§ Problem details
Gather from the listing below each line that includes the word "AppleTalk", and copy it.
————
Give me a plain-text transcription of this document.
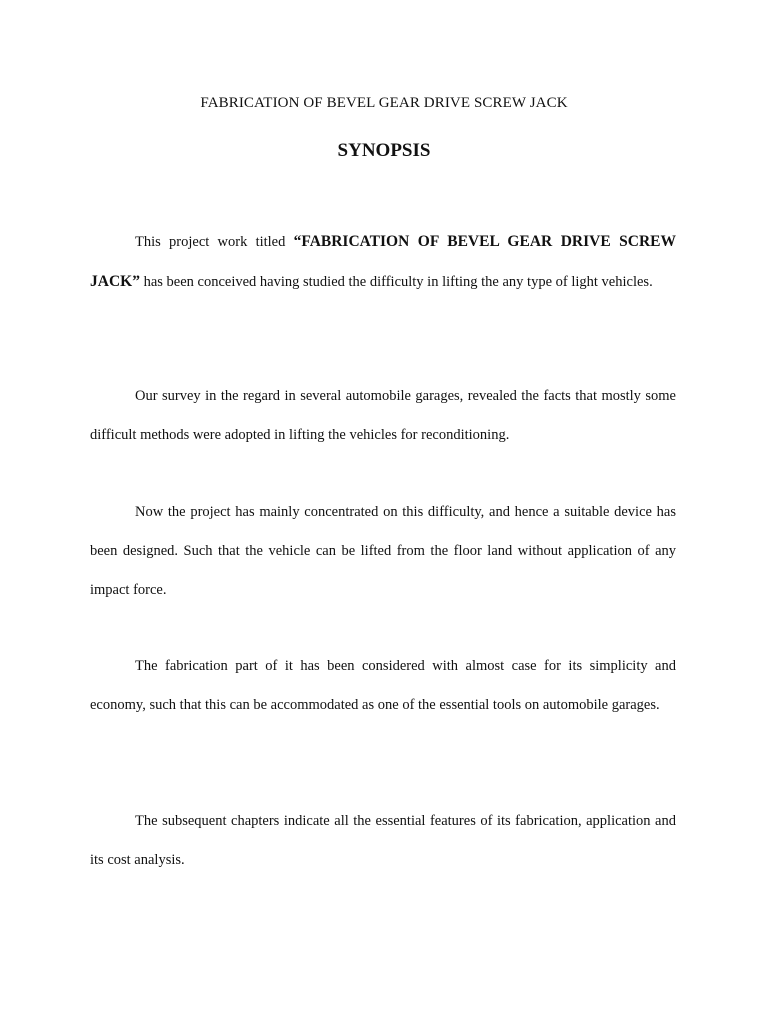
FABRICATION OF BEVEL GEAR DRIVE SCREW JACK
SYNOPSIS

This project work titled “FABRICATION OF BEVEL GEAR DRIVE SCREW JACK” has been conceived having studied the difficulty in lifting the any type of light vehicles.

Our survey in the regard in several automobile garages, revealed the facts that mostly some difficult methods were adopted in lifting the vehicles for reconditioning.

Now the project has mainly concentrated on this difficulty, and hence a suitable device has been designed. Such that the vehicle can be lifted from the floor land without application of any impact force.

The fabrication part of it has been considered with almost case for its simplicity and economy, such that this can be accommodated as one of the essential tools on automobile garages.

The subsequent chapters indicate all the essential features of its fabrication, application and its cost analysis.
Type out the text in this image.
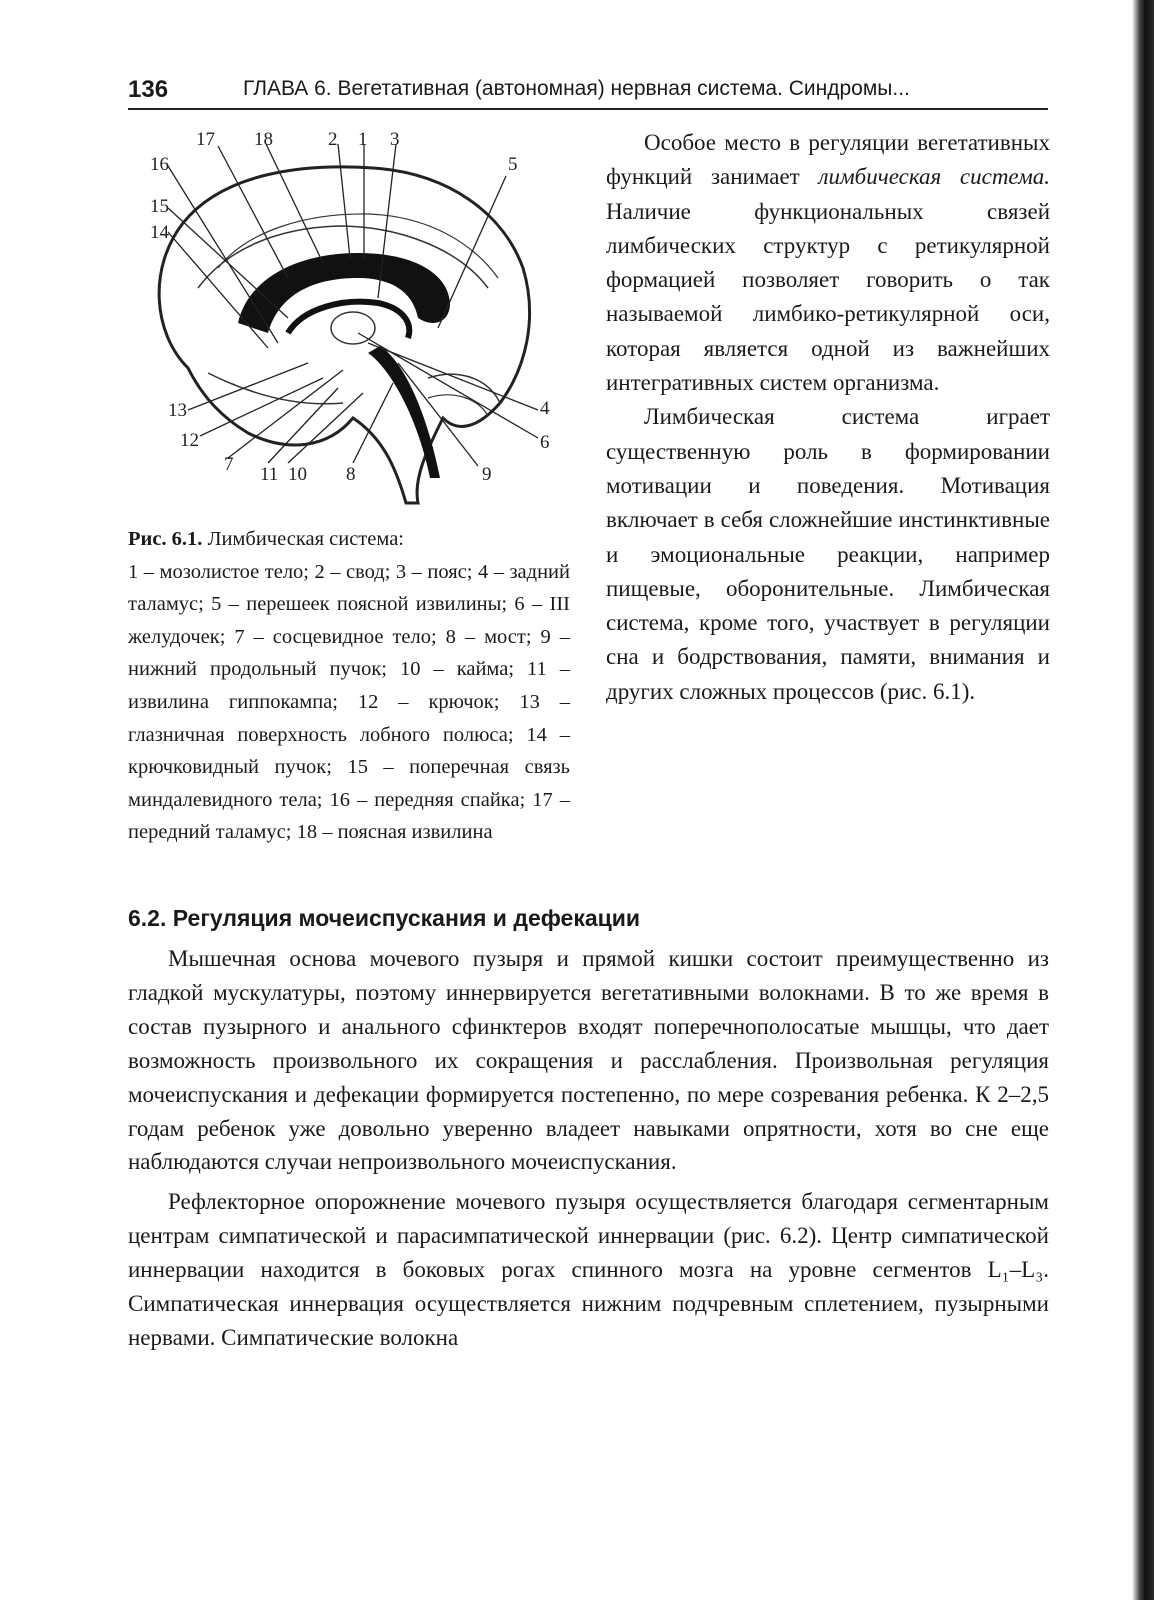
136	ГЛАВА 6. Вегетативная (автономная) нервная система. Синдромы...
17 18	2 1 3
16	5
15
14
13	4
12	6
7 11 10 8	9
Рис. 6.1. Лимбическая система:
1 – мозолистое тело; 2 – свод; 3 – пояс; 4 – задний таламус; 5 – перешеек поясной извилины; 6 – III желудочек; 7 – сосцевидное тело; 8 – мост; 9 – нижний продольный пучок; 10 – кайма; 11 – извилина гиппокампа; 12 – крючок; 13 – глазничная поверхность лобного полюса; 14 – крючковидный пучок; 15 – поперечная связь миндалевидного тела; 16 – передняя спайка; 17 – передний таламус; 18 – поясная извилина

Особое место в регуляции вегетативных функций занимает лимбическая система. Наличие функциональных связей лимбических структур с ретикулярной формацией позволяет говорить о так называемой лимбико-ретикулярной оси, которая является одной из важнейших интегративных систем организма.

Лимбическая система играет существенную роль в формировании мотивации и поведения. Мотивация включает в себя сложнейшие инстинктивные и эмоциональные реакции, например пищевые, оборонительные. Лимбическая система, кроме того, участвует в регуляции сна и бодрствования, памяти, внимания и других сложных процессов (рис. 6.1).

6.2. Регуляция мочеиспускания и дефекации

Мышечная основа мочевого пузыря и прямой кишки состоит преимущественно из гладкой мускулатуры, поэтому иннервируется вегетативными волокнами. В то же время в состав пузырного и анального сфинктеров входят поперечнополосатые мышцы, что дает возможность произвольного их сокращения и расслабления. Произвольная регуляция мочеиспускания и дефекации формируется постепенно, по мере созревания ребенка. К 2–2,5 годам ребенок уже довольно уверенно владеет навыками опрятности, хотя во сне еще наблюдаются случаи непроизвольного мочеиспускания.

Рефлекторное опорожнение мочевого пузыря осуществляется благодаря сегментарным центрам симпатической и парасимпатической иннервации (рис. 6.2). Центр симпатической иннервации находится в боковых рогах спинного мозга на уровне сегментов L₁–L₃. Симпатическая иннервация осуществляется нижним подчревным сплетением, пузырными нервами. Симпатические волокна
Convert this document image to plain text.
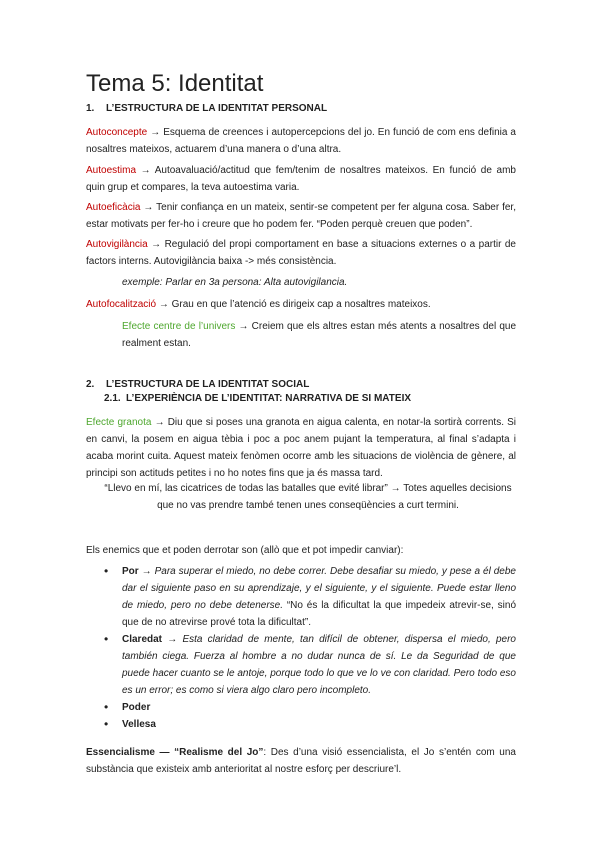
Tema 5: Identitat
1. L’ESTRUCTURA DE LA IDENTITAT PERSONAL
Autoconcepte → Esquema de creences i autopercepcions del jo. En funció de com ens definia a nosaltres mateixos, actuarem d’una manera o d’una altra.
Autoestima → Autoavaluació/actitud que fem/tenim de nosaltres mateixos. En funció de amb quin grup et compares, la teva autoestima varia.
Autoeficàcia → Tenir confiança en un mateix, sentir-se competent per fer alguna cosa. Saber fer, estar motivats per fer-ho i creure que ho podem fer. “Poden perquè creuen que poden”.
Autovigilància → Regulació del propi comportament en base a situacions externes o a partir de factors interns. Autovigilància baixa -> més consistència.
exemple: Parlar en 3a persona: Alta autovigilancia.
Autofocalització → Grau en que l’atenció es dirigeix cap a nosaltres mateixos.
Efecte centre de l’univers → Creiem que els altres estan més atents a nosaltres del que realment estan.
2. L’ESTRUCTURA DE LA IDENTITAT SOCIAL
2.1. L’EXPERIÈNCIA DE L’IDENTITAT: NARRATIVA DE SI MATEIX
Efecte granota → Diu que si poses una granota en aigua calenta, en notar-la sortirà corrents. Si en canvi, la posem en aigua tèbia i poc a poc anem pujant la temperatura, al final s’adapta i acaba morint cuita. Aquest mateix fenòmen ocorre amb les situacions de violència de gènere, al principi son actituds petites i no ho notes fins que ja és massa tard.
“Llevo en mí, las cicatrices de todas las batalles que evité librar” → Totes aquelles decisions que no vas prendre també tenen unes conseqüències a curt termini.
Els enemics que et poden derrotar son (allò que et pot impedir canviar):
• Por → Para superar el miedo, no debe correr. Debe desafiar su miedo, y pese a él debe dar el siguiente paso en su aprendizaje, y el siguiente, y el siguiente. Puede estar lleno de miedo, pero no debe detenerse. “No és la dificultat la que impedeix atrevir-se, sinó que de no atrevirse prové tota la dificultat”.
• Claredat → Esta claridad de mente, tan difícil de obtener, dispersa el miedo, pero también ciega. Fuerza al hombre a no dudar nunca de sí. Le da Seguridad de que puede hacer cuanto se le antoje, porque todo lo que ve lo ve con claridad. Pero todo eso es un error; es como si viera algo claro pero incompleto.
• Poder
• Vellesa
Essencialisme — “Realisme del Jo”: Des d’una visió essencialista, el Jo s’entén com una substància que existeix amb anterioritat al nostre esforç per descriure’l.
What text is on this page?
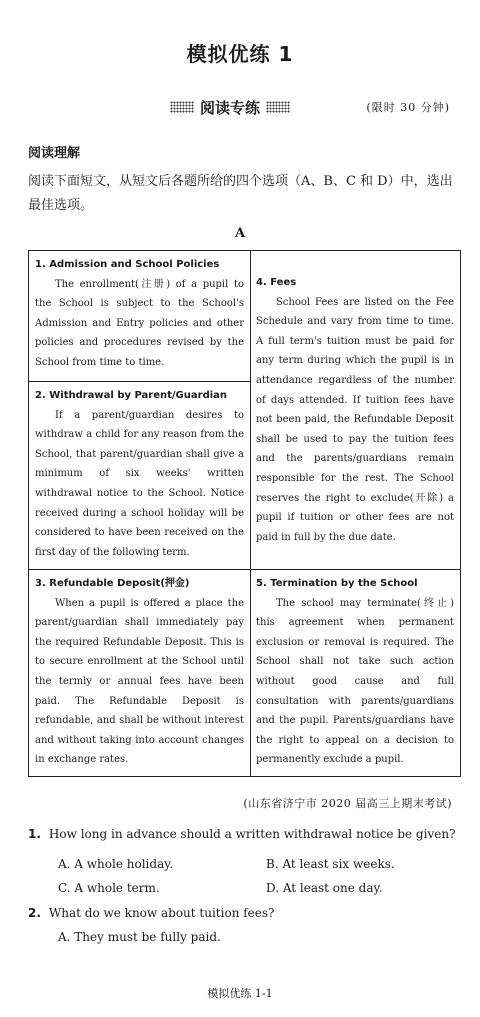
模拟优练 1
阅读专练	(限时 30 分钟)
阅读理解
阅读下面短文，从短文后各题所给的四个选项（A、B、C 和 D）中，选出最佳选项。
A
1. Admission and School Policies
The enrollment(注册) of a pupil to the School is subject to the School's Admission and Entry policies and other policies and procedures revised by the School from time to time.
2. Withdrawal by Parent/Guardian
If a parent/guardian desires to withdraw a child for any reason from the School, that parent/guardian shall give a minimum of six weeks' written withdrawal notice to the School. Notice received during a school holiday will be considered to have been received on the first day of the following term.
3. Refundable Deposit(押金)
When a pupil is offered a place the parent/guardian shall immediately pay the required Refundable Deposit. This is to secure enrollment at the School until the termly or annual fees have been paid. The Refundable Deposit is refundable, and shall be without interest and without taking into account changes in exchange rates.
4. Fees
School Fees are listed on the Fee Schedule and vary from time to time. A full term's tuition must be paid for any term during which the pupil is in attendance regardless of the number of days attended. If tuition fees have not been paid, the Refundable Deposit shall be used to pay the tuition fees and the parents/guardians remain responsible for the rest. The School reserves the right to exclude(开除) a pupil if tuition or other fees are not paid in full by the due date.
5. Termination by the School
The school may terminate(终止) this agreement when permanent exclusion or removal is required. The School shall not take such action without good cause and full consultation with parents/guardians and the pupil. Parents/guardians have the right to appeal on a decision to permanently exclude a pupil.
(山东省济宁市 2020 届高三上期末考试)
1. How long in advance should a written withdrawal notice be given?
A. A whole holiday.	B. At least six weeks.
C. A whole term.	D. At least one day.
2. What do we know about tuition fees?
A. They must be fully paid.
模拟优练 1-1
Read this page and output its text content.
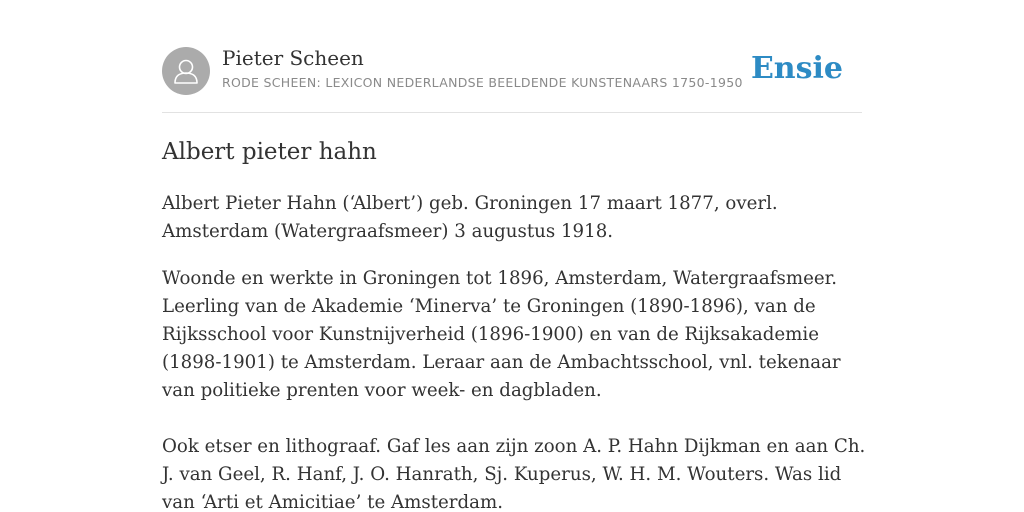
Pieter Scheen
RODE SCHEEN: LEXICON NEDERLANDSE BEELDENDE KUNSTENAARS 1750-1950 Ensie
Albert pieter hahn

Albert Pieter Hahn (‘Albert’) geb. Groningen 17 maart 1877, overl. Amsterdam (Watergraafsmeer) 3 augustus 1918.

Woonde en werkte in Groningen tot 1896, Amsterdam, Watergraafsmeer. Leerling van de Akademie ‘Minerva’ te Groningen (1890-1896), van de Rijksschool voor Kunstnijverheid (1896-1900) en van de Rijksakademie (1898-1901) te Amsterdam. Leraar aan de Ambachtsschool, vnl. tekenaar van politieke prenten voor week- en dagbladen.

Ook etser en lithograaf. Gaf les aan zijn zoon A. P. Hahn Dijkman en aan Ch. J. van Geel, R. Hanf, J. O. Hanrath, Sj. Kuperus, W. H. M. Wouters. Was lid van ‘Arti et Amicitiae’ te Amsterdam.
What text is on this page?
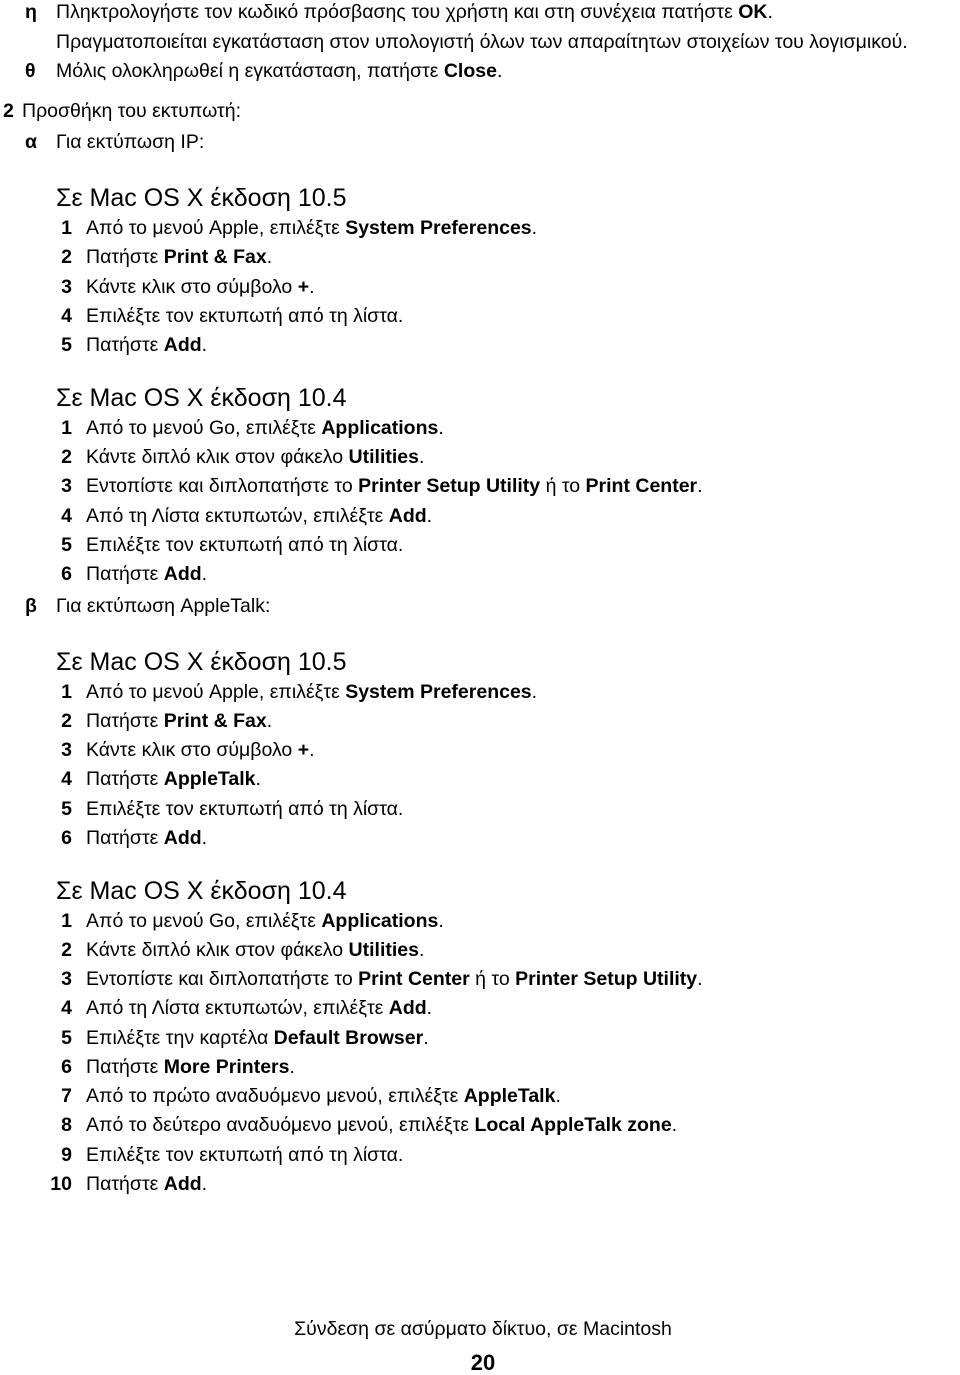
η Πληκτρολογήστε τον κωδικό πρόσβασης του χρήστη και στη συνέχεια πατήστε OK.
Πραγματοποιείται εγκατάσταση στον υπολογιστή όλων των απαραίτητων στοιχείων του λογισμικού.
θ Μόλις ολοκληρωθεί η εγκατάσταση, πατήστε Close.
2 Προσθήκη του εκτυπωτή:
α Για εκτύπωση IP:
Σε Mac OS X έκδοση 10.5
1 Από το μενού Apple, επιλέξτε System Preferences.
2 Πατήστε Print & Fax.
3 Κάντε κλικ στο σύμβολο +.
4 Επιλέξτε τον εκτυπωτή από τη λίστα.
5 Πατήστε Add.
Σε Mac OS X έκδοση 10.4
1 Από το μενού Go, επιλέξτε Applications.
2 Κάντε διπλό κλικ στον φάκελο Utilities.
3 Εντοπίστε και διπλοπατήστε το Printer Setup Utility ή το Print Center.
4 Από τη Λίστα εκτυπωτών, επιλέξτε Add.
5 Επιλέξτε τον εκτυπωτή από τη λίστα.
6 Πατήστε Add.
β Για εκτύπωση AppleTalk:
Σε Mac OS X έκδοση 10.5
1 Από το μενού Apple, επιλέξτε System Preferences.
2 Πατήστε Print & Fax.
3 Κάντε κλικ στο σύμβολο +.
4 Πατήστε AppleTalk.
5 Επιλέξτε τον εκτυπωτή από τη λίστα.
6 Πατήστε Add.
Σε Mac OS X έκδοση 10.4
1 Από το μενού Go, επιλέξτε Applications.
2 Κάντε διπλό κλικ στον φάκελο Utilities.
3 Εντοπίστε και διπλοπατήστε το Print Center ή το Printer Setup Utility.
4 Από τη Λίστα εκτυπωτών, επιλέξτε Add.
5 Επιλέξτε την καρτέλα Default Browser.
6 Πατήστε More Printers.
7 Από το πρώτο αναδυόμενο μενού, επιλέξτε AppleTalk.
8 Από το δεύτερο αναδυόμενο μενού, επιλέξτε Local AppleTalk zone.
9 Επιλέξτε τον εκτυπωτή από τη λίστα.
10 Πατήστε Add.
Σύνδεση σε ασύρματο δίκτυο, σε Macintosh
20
————
§ Task solution
β Για εκτύπωση AppleTalk:
4 Πατήστε AppleTalk.
7 Από το πρώτο αναδυόμενο μενού, επιλέξτε AppleTalk.
8 Από το δεύτερο αναδυόμενο μενού, επιλέξτε Local AppleTalk zone.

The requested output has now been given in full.